Task item:
Search the data below for "Vehicle" and report how many lines contain it, with no other text.

Records to use:

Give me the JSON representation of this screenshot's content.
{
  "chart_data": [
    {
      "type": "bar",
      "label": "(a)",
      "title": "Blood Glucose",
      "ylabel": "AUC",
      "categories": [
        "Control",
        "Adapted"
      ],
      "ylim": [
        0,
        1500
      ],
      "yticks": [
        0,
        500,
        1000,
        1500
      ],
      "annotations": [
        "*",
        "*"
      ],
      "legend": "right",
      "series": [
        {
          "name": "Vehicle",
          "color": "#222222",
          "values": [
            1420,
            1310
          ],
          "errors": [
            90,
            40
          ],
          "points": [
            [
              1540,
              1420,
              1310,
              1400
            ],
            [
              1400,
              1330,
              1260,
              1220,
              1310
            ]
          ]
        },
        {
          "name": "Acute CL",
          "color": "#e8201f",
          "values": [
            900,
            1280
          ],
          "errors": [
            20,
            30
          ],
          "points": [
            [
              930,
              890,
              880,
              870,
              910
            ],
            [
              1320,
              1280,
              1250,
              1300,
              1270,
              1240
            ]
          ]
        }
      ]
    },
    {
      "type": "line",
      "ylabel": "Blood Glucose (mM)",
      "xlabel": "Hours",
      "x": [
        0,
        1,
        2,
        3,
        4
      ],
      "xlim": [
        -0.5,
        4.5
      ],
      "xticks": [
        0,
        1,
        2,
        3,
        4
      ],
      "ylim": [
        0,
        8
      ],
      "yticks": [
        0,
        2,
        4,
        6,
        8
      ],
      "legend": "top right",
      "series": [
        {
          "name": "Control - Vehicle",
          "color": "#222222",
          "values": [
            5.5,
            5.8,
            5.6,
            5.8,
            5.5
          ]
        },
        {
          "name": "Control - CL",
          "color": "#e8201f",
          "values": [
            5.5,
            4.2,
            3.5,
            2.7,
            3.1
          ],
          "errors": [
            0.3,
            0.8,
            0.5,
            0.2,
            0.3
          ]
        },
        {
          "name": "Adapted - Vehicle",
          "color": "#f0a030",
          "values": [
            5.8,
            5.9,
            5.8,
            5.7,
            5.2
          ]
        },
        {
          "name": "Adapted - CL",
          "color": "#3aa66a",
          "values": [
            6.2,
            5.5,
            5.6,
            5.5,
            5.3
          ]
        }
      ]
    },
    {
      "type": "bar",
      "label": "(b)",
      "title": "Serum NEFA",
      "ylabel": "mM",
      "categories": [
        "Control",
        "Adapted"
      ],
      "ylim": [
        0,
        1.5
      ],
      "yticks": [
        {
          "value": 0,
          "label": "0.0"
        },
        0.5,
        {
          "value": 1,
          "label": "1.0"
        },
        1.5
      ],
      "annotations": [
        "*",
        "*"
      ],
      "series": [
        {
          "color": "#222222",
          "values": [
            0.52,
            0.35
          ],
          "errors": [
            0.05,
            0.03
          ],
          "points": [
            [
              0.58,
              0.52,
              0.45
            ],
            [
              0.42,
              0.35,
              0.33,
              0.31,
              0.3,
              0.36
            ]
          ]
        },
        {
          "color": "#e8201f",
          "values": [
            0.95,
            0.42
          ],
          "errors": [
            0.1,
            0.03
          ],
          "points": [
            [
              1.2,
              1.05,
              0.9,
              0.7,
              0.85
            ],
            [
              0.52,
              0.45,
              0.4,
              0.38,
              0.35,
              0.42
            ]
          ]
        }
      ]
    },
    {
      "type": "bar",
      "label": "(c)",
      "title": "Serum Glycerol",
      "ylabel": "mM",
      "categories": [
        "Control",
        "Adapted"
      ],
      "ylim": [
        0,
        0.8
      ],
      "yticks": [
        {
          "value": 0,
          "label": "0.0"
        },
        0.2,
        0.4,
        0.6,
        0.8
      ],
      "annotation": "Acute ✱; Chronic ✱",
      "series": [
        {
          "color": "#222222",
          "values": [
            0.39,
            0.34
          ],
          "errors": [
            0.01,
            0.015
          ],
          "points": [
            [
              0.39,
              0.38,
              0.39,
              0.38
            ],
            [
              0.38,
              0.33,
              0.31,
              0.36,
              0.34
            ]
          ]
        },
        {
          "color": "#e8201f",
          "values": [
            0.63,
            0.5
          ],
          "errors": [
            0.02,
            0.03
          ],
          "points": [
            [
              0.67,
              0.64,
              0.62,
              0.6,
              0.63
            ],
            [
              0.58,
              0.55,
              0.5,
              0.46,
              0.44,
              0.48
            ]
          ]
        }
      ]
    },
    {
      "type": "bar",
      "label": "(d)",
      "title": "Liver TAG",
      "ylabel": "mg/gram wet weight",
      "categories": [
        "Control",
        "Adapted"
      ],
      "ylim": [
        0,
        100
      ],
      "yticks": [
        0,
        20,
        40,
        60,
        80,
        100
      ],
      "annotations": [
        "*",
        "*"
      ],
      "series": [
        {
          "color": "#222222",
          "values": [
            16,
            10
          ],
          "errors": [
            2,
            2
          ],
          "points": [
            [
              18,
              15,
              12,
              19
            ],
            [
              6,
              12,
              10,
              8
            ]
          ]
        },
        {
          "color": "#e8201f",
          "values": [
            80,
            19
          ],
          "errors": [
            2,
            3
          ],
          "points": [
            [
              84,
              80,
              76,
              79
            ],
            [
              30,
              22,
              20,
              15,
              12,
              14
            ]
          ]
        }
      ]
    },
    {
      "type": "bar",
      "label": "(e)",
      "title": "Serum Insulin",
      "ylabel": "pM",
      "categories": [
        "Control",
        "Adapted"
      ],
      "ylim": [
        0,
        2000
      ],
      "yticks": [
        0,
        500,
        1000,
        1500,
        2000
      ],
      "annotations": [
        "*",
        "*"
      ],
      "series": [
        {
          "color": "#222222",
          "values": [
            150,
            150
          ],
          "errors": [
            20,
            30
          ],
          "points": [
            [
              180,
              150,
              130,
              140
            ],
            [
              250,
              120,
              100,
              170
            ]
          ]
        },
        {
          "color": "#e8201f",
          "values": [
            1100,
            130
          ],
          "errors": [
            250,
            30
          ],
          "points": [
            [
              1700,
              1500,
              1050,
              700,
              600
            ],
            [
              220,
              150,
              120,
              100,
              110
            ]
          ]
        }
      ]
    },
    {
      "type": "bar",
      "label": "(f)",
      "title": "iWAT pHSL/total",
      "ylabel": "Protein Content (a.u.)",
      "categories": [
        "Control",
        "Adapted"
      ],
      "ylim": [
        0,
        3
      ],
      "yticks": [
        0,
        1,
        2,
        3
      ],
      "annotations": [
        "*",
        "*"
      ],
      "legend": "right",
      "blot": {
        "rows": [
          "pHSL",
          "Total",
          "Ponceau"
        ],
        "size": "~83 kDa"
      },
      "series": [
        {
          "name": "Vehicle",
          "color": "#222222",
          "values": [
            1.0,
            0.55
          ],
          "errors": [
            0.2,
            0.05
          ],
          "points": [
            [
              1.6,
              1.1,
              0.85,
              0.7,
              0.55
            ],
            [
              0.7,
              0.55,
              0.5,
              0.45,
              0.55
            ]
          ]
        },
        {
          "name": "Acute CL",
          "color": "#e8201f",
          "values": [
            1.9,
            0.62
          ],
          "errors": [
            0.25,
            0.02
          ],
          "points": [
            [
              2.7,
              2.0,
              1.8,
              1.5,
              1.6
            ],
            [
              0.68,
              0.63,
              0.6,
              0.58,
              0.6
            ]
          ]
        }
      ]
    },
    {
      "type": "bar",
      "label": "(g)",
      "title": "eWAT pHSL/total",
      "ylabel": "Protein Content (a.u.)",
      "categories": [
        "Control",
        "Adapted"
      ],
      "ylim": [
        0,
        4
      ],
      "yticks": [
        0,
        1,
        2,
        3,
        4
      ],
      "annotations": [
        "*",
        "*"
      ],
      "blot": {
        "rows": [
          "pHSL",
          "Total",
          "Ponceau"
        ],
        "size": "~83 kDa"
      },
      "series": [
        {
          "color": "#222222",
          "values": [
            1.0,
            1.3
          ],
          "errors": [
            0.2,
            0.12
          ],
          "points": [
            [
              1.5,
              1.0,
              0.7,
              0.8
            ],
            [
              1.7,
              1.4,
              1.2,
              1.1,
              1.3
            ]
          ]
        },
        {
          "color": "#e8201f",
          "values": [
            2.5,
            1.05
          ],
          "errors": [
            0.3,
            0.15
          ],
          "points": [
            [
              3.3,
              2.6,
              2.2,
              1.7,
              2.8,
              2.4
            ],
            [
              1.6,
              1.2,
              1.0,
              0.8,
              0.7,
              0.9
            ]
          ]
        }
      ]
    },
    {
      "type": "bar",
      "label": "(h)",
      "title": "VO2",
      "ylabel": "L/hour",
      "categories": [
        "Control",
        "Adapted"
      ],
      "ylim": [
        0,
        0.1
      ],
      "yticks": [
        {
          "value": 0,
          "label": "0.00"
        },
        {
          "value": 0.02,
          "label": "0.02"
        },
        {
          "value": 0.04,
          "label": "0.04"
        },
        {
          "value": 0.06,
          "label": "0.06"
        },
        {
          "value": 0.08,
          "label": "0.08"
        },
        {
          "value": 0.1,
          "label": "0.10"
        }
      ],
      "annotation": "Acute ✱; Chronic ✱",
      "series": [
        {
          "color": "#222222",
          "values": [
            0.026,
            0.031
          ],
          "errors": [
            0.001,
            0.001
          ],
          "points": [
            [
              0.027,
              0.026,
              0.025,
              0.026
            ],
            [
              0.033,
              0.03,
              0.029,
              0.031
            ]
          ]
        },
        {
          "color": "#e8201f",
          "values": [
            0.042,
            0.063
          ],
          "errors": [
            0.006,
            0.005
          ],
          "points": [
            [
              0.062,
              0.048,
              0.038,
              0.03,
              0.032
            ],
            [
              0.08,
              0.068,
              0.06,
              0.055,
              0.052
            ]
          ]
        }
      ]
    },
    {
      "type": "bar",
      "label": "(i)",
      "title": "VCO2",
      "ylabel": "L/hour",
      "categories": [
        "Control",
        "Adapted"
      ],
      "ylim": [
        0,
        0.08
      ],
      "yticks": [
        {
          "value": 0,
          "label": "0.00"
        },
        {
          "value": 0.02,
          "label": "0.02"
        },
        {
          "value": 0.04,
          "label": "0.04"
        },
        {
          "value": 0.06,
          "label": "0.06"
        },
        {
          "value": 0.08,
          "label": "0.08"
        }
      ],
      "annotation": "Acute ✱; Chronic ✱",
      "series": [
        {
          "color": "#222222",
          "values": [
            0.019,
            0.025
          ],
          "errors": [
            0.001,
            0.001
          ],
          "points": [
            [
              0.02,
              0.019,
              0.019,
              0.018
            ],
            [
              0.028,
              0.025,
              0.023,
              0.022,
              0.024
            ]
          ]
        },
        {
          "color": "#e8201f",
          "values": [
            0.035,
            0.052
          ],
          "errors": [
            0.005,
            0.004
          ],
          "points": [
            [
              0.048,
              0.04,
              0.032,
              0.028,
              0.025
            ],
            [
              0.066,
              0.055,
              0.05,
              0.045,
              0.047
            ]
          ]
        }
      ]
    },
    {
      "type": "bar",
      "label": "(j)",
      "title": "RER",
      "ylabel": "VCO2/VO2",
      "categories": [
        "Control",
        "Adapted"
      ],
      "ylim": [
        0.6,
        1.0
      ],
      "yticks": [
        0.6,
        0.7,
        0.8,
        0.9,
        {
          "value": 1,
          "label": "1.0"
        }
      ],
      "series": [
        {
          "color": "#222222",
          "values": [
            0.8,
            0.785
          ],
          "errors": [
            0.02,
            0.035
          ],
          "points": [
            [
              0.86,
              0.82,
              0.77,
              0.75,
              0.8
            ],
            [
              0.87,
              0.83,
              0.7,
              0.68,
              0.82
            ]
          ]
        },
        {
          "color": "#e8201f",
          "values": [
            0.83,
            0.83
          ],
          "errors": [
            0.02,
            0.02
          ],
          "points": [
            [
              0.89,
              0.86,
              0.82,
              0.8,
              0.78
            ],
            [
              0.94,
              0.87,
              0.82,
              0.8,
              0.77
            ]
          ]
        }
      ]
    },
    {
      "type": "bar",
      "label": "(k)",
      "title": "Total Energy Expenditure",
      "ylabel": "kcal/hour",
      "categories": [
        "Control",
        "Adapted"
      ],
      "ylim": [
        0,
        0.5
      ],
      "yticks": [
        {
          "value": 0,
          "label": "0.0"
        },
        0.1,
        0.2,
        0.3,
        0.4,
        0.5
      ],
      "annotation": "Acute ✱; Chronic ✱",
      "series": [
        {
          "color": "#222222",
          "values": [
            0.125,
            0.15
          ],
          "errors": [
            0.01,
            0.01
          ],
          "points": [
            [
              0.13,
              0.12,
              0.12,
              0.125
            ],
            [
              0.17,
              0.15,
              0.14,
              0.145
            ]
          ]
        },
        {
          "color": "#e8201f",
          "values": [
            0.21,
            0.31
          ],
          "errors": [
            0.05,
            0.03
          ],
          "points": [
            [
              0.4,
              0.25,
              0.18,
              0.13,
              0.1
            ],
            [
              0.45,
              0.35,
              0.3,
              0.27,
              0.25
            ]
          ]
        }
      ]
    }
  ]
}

Answer space:
4